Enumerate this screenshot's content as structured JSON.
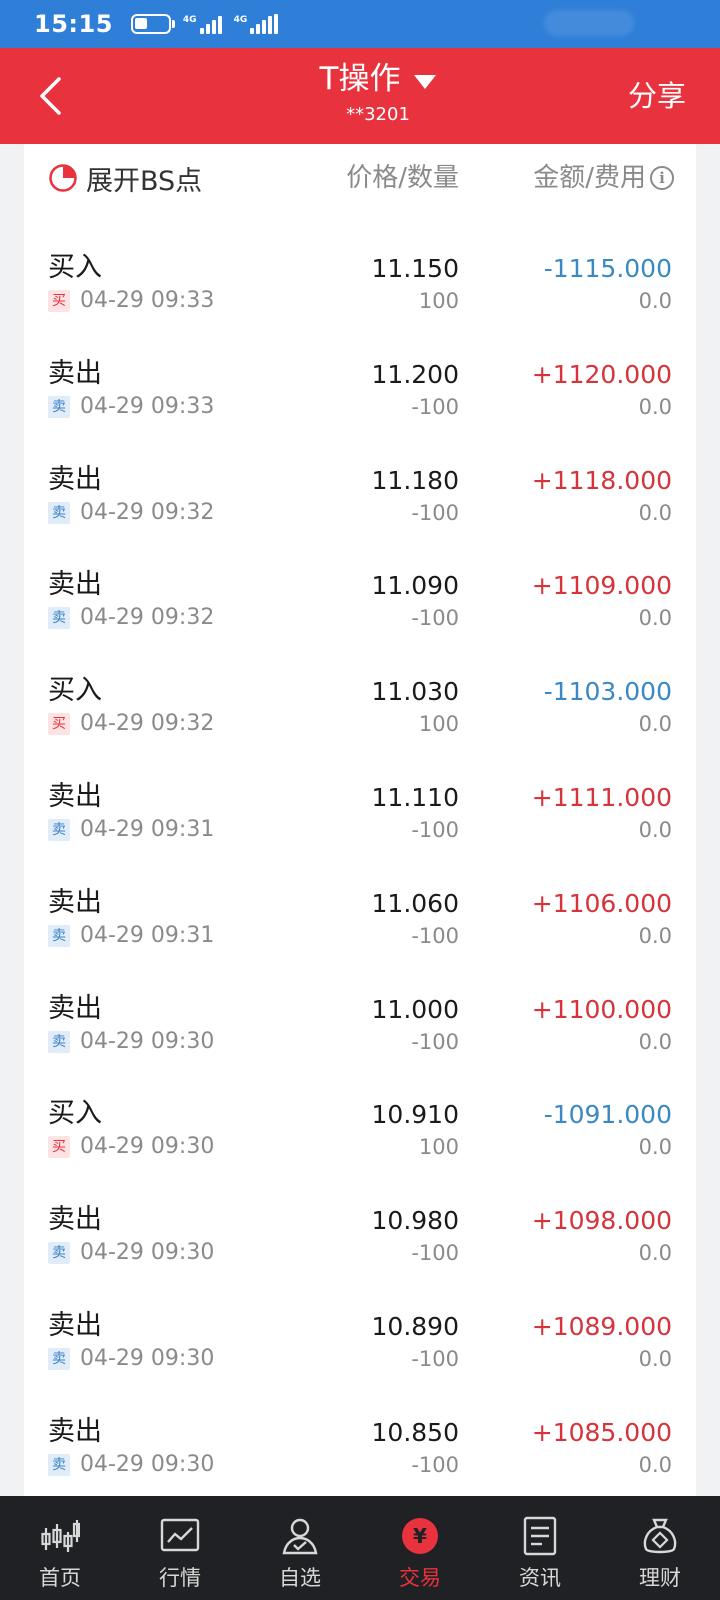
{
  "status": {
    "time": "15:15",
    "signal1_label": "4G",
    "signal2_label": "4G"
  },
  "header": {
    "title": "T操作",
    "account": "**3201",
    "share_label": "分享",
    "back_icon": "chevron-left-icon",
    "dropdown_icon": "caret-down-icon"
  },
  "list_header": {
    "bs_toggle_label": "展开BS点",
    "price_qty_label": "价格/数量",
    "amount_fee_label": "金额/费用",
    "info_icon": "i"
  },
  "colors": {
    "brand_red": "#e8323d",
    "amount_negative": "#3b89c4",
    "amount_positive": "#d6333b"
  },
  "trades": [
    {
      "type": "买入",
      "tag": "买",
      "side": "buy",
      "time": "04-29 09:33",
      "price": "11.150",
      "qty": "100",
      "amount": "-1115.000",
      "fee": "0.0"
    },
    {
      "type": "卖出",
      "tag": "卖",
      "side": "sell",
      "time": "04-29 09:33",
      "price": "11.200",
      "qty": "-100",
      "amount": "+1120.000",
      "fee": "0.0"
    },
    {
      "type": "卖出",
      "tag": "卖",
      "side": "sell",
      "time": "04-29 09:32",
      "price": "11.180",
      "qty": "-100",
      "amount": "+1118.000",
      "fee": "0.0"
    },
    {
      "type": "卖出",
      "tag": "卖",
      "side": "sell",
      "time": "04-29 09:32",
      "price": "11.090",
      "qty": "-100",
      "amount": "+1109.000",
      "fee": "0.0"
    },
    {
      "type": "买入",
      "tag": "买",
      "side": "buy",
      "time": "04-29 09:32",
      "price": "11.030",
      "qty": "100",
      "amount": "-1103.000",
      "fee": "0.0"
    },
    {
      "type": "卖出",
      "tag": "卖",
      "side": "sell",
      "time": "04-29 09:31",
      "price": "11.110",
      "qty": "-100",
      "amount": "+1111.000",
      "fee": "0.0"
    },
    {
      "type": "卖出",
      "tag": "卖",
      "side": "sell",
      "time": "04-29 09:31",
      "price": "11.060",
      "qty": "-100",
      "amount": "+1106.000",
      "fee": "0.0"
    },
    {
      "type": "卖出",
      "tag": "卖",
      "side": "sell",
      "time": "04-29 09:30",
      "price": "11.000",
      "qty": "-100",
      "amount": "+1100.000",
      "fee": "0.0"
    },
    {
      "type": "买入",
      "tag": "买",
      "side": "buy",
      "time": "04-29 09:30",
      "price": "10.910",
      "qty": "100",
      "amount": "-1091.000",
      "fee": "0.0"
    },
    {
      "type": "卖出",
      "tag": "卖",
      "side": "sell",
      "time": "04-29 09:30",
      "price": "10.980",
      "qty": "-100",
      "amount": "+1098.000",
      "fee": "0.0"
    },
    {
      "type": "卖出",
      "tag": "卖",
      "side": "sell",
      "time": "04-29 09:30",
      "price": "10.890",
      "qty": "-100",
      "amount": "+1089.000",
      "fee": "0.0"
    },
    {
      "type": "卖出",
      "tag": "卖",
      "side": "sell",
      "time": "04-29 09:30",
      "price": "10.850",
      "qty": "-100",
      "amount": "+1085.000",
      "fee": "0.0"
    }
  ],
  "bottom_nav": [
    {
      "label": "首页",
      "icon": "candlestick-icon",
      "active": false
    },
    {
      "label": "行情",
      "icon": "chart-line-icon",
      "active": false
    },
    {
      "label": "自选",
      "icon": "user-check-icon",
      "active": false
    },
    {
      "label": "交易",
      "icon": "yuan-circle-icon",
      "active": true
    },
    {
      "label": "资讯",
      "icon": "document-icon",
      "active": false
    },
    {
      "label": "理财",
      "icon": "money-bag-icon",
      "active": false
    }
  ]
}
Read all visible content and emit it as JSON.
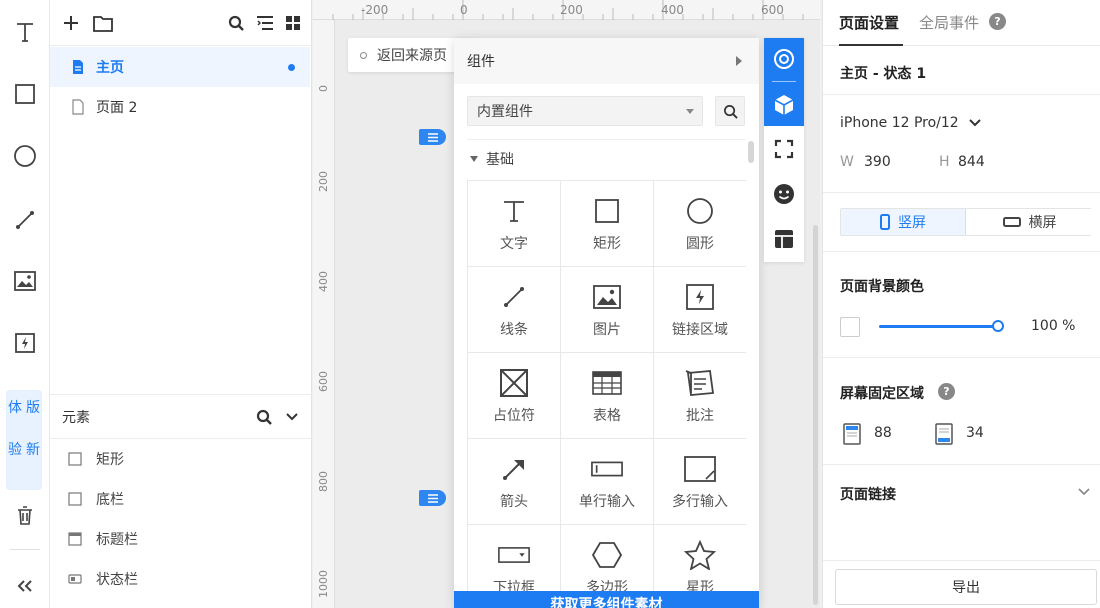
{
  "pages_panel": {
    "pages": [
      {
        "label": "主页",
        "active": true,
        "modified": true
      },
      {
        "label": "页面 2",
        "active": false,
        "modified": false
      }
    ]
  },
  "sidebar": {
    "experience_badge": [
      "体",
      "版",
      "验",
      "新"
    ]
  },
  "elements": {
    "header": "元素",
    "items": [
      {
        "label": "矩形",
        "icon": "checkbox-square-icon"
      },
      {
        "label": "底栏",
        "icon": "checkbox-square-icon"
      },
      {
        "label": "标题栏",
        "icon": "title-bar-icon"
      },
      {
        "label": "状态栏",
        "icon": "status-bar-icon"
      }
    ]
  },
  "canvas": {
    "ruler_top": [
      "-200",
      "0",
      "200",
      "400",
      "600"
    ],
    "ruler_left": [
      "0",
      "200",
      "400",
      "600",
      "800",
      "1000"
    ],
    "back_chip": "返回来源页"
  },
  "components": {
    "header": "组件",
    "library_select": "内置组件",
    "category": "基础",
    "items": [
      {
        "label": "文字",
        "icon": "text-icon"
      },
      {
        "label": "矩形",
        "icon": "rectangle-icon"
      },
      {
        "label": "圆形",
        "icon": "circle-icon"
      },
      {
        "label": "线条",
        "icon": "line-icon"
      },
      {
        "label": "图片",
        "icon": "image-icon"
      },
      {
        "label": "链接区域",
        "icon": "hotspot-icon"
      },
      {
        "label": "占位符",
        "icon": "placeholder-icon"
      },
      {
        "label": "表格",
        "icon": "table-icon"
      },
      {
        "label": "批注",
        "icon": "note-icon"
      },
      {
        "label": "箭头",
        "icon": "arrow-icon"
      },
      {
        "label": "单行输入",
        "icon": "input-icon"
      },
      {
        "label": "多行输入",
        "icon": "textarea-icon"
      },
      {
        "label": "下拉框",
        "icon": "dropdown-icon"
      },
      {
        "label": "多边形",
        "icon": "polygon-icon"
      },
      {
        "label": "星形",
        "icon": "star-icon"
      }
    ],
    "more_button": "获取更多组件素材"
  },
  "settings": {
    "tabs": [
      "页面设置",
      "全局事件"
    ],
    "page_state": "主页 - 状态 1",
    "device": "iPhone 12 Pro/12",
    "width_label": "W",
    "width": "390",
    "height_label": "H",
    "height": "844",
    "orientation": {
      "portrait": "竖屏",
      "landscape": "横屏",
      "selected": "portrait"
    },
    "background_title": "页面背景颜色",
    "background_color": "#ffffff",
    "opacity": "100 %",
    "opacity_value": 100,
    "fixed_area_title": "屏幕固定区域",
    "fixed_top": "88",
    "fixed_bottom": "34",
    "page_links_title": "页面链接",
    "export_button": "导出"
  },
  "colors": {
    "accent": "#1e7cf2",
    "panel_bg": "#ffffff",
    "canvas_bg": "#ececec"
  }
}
--
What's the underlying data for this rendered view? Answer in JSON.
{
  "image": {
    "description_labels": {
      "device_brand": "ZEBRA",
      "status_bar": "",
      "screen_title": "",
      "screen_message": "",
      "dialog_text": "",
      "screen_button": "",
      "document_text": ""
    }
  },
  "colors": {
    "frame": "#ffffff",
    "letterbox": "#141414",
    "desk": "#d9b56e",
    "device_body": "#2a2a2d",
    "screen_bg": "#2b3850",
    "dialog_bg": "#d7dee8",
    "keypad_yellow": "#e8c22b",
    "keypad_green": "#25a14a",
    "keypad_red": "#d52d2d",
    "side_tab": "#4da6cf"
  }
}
* * *
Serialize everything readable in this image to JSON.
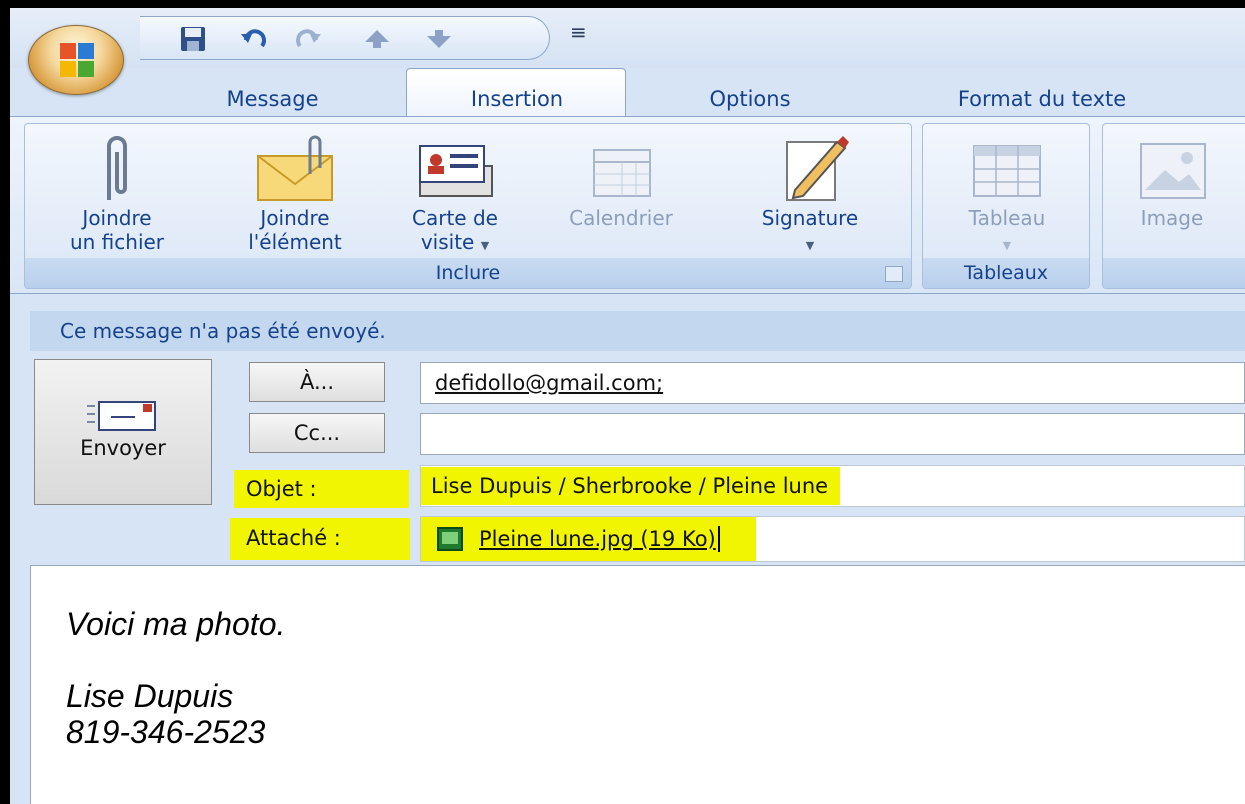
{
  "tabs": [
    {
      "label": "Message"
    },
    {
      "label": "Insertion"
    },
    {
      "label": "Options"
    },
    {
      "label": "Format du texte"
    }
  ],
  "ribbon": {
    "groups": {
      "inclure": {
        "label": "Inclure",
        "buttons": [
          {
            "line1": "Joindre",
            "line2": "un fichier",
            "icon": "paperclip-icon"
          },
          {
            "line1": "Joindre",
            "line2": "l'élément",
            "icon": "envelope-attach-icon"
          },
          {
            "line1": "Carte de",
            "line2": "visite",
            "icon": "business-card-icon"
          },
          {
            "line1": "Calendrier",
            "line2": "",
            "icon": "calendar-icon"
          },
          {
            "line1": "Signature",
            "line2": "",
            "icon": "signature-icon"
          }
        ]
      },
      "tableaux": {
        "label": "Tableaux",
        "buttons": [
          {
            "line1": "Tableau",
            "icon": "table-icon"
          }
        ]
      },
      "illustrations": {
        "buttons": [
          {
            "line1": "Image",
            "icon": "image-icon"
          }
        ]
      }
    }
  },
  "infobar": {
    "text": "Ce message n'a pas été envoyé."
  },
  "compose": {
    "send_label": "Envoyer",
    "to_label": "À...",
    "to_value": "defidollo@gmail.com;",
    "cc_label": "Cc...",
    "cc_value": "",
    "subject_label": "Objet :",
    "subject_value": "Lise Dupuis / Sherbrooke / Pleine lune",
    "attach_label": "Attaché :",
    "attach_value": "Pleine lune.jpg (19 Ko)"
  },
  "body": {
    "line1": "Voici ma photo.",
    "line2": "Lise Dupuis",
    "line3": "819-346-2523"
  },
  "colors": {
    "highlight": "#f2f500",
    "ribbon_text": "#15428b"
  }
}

● Goal of the exercise
Gather all the lines that include the word "this" and copy them out.

● Output
Enumerate this screenshot's content as structured JSON.
What's the underlying data for this rendered view? Answer in JSON.
Serialize everything readable in this image to JSON.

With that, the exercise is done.